> _Exercise brief_: Whenever a line contains the string "orderData", copy it out of the entries.

Part of a data file:

____________

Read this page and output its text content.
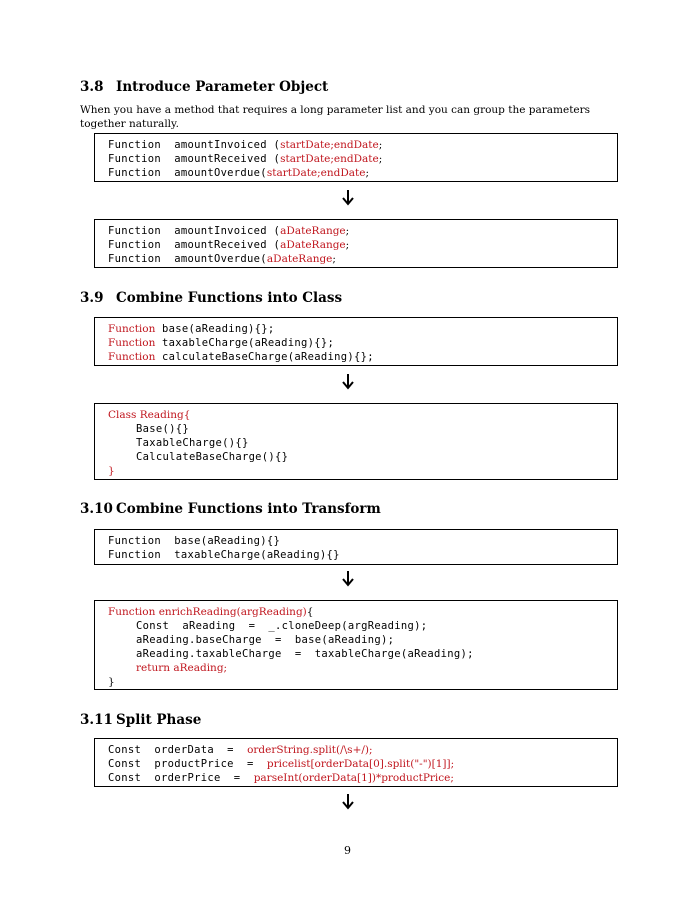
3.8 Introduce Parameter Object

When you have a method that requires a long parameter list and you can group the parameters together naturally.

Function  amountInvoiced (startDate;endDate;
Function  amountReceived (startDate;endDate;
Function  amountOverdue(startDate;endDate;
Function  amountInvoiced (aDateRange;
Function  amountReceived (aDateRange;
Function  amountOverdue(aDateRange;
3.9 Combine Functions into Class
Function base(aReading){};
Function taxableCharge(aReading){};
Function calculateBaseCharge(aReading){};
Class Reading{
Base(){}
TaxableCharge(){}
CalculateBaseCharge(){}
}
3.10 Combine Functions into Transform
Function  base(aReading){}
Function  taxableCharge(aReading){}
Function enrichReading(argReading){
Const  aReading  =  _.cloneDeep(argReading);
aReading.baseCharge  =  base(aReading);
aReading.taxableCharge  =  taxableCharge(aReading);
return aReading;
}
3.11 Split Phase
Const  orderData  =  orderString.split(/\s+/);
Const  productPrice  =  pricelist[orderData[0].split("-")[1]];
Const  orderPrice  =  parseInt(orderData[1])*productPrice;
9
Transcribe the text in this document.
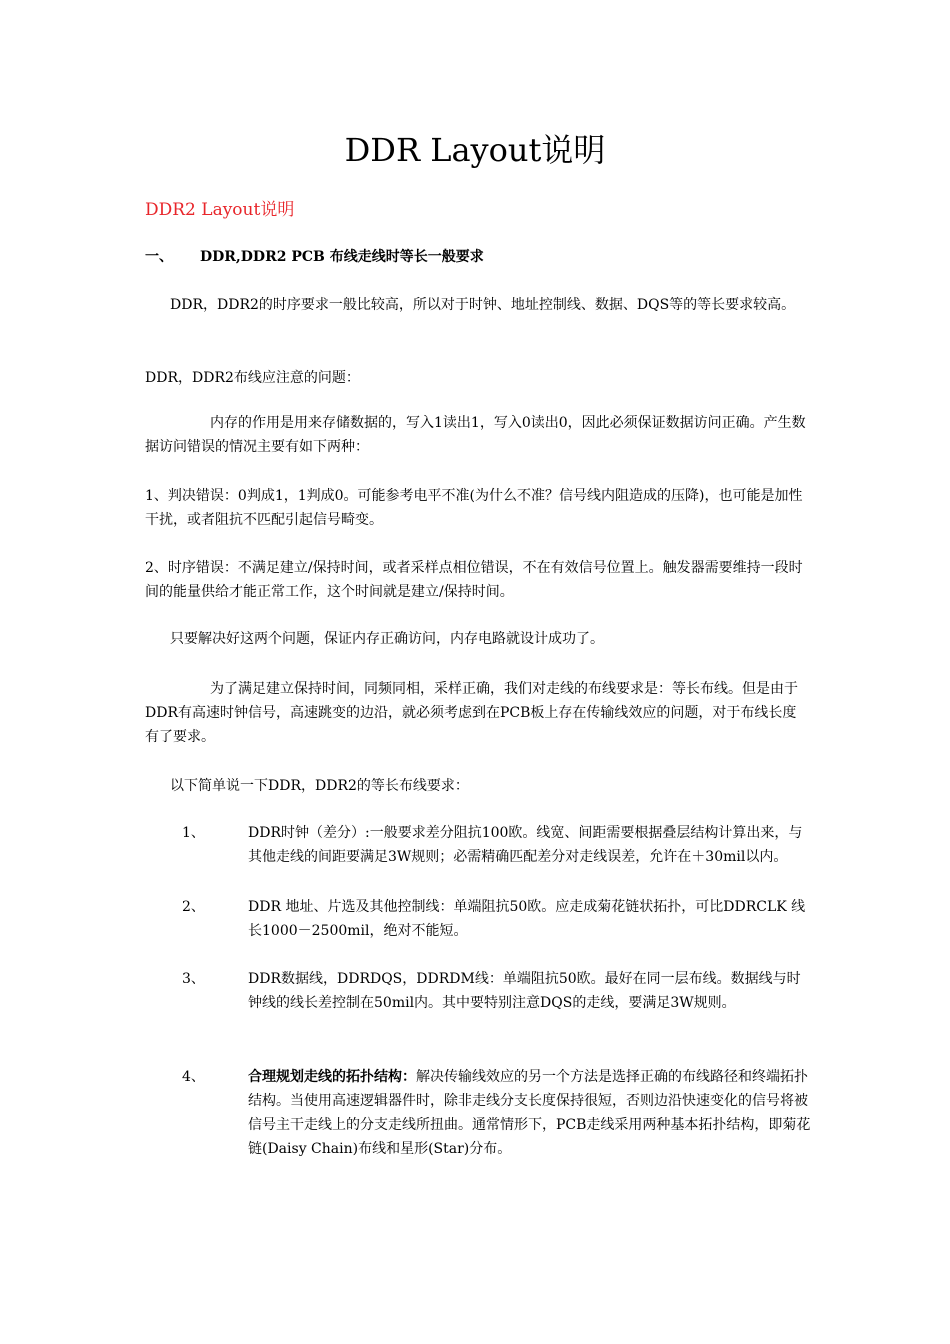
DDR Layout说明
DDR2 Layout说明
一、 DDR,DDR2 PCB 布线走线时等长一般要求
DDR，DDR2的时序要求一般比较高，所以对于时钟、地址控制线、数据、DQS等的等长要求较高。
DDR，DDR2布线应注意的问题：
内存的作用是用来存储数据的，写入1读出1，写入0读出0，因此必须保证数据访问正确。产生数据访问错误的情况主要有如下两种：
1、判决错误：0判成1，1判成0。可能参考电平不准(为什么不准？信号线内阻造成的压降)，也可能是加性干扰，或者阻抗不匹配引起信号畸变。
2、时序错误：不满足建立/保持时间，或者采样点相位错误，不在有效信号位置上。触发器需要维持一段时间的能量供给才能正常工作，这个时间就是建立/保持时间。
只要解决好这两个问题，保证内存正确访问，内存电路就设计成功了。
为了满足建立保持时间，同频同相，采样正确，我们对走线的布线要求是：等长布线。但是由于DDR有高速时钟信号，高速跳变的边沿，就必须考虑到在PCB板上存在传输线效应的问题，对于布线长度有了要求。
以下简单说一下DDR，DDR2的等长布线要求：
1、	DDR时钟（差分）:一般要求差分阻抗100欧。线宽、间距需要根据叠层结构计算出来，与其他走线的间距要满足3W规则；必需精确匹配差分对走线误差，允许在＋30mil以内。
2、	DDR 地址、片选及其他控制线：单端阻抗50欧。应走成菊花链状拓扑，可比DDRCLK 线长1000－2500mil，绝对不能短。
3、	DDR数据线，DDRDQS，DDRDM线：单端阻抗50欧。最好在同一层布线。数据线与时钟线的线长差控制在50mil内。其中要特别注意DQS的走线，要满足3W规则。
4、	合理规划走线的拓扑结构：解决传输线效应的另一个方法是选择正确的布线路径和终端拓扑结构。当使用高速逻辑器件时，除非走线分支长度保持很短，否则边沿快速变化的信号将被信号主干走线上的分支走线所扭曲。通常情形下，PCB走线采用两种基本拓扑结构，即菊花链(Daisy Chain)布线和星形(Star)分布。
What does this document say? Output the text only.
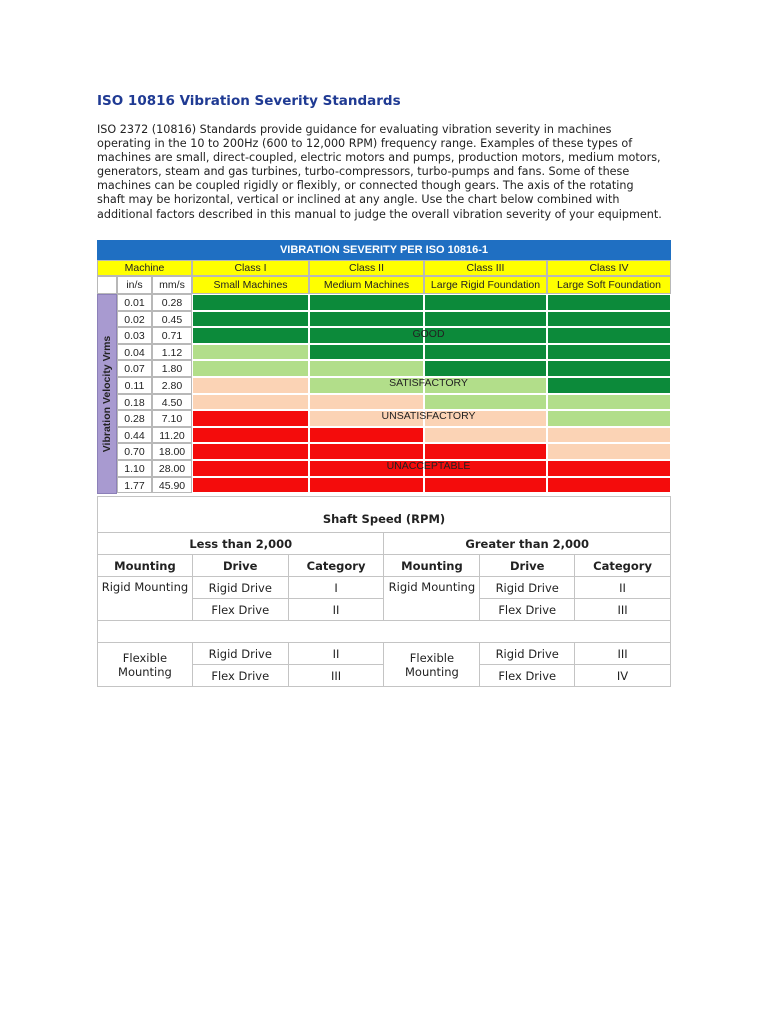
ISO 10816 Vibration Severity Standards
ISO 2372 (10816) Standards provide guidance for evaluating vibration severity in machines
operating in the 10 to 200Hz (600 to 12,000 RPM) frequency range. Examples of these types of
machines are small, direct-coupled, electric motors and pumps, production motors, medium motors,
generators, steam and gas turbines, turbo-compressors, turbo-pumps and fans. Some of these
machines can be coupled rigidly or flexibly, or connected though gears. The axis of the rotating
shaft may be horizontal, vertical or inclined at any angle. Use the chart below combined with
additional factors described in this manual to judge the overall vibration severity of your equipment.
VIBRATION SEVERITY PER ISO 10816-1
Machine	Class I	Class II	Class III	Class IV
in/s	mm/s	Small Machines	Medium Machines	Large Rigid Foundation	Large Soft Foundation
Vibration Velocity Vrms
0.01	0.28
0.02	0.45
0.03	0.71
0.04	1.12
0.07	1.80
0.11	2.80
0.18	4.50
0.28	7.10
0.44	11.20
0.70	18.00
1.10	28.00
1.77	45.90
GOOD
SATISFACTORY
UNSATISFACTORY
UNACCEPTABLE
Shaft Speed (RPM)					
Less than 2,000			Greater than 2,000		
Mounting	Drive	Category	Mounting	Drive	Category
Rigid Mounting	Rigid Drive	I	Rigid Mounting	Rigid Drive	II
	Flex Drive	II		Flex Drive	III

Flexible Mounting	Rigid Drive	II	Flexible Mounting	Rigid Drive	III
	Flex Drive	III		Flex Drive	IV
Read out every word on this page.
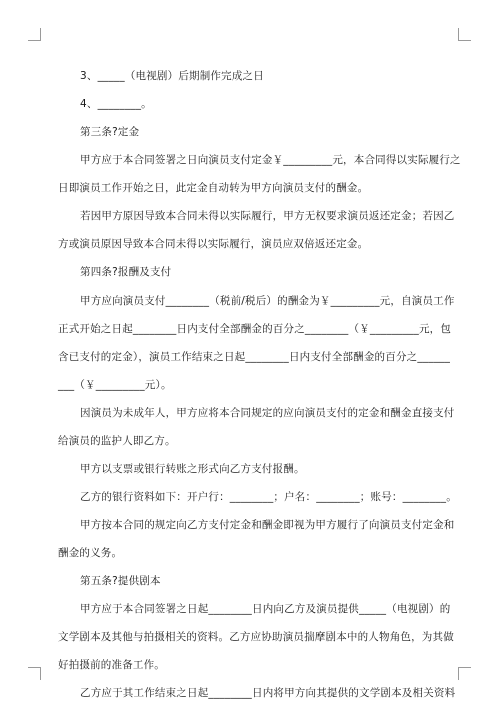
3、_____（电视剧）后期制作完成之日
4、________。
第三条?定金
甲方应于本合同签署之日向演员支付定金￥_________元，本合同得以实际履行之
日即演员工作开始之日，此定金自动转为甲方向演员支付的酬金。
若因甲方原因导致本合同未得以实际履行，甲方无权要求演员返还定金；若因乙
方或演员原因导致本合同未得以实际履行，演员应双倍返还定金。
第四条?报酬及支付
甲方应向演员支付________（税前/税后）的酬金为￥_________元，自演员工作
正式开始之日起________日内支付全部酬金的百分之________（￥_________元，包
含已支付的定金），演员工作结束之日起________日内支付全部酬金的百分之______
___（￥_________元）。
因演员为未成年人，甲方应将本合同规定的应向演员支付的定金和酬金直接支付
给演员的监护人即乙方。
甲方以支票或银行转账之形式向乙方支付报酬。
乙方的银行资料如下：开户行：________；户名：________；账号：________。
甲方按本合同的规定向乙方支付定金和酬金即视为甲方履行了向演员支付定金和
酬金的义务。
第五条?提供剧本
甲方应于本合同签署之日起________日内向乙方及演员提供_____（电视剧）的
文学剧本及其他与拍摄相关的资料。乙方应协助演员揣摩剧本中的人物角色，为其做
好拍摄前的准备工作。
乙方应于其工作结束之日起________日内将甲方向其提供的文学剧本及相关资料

____________

> _Task response_:
Const  orderData  =  orderString.split(/\s+/);
Const  productPrice  =  pricelist[orderData[0].split("-")[1]];
Const  orderPrice  =  parseInt(orderData[1])*productPrice;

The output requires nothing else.